> Direction:
In the material below, repeat only the lines from the one that holds "Extract all the data from this chart as JSON." through the final line, exactly as they stand.

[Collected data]
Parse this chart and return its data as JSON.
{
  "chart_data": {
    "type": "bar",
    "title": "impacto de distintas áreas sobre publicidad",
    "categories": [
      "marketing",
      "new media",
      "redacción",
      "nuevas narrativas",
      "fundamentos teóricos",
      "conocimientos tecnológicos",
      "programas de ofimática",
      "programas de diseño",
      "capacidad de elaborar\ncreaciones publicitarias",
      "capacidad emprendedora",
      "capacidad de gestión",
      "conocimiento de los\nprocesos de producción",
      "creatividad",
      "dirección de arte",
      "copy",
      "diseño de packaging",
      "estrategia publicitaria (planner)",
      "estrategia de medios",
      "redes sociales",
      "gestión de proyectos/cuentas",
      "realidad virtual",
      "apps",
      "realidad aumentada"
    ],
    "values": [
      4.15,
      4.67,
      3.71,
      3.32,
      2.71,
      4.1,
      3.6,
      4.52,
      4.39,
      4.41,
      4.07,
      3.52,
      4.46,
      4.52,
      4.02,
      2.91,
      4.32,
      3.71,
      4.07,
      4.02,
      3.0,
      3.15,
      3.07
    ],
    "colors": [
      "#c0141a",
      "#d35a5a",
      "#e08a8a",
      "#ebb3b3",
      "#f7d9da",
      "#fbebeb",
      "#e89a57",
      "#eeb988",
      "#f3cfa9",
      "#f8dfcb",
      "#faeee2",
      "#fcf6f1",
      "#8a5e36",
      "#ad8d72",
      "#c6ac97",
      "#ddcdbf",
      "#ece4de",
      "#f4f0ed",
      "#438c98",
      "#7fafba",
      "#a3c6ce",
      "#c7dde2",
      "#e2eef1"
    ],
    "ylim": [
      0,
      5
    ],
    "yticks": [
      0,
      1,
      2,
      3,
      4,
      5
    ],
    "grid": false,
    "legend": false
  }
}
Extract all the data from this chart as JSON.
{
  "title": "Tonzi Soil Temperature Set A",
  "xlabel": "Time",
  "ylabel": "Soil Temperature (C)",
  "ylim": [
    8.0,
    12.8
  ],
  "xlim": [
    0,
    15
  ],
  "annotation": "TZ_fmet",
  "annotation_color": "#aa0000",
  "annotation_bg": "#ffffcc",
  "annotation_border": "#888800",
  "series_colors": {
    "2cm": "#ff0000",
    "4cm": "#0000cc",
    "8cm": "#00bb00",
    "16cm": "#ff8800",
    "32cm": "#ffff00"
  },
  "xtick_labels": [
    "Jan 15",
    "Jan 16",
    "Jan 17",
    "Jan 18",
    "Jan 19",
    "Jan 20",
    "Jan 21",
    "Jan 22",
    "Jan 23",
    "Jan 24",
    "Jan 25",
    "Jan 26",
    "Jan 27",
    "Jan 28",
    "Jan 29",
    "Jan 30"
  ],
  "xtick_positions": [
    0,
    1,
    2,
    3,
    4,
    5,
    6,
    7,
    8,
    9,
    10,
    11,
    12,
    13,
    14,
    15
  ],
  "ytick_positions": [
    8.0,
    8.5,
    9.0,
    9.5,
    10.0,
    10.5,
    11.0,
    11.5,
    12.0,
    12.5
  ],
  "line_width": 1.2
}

> Written answer:
Extract all the data from this chart as JSON.
{
  "title": "Tonzi Soil Temperature Set A",
  "xlabel": "Time",
  "ylabel": "Soil Temperature (C)",
  "ylim": [
    8.0,
    12.8
  ],
  "xlim": [
    0,
    15
  ],
  "annotation": "TZ_fmet",
  "annotation_color": "#aa0000",
  "annotation_bg": "#ffffcc",
  "annotation_border": "#888800",
  "series_colors": {
    "2cm": "#ff0000",
    "4cm": "#0000cc",
    "8cm": "#00bb00",
    "16cm": "#ff8800",
    "32cm": "#ffff00"
  },
  "xtick_labels": [
    "Jan 15",
    "Jan 16",
    "Jan 17",
    "Jan 18",
    "Jan 19",
    "Jan 20",
    "Jan 21",
    "Jan 22",
    "Jan 23",
    "Jan 24",
    "Jan 25",
    "Jan 26",
    "Jan 27",
    "Jan 28",
    "Jan 29",
    "Jan 30"
  ],
  "xtick_positions": [
    0,
    1,
    2,
    3,
    4,
    5,
    6,
    7,
    8,
    9,
    10,
    11,
    12,
    13,
    14,
    15
  ],
  "ytick_positions": [
    8.0,
    8.5,
    9.0,
    9.5,
    10.0,
    10.5,
    11.0,
    11.5,
    12.0,
    12.5
  ],
  "line_width": 1.2
}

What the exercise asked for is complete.